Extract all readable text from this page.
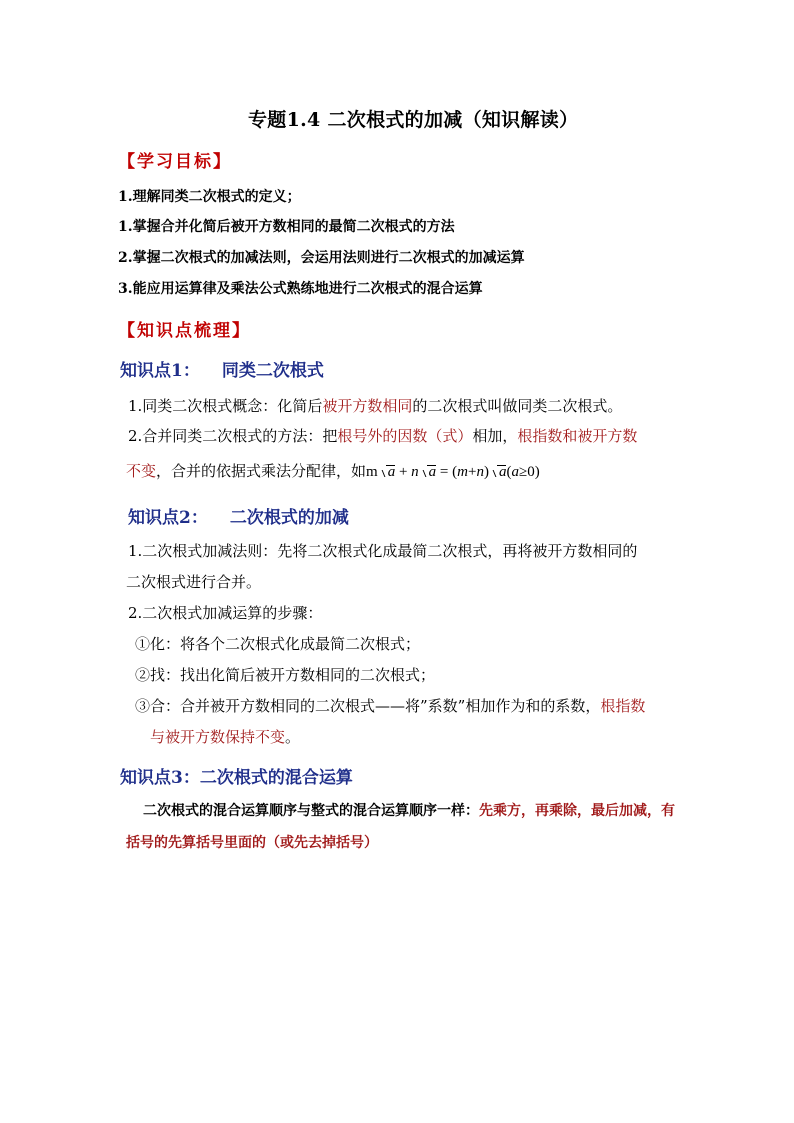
专题1.4 二次根式的加减（知识解读）
【学习目标】
1.理解同类二次根式的定义；
1.掌握合并化简后被开方数相同的最简二次根式的方法
2.掌握二次根式的加减法则，会运用法则进行二次根式的加减运算
3.能应用运算律及乘法公式熟练地进行二次根式的混合运算
【知识点梳理】
知识点1： 同类二次根式
1.同类二次根式概念：化简后被开方数相同的二次根式叫做同类二次根式。
2.合并同类二次根式的方法：把根号外的因数（式）相加，根指数和被开方数
不变，合并的依据式乘法分配律，如m a + n a = (m+n) a(a≥0)
知识点2： 二次根式的加减
1.二次根式加减法则：先将二次根式化成最简二次根式，再将被开方数相同的
二次根式进行合并。
2.二次根式加减运算的步骤：
①化：将各个二次根式化成最简二次根式；
②找：找出化简后被开方数相同的二次根式；
③合：合并被开方数相同的二次根式——将”系数”相加作为和的系数，根指数
与被开方数保持不变。
知识点3：二次根式的混合运算
二次根式的混合运算顺序与整式的混合运算顺序一样：先乘方，再乘除，最后加减，有
括号的先算括号里面的（或先去掉括号）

__Exercise objective__.
The records above must be printed exactly; the pictures stay out.

__Completed exercise__.
Extract all readable text from this page.
专题1.4 二次根式的加减（知识解读）
【学习目标】
1.理解同类二次根式的定义；
1.掌握合并化简后被开方数相同的最简二次根式的方法
2.掌握二次根式的加减法则，会运用法则进行二次根式的加减运算
3.能应用运算律及乘法公式熟练地进行二次根式的混合运算
【知识点梳理】
知识点1： 同类二次根式
1.同类二次根式概念：化简后被开方数相同的二次根式叫做同类二次根式。
2.合并同类二次根式的方法：把根号外的因数（式）相加，根指数和被开方数
不变，合并的依据式乘法分配律，如m a + n a = (m+n) a(a≥0)
知识点2： 二次根式的加减
1.二次根式加减法则：先将二次根式化成最简二次根式，再将被开方数相同的
二次根式进行合并。
2.二次根式加减运算的步骤：
①化：将各个二次根式化成最简二次根式；
②找：找出化简后被开方数相同的二次根式；
③合：合并被开方数相同的二次根式——将”系数”相加作为和的系数，根指数
与被开方数保持不变。
知识点3：二次根式的混合运算
二次根式的混合运算顺序与整式的混合运算顺序一样：先乘方，再乘除，最后加减，有
括号的先算括号里面的（或先去掉括号）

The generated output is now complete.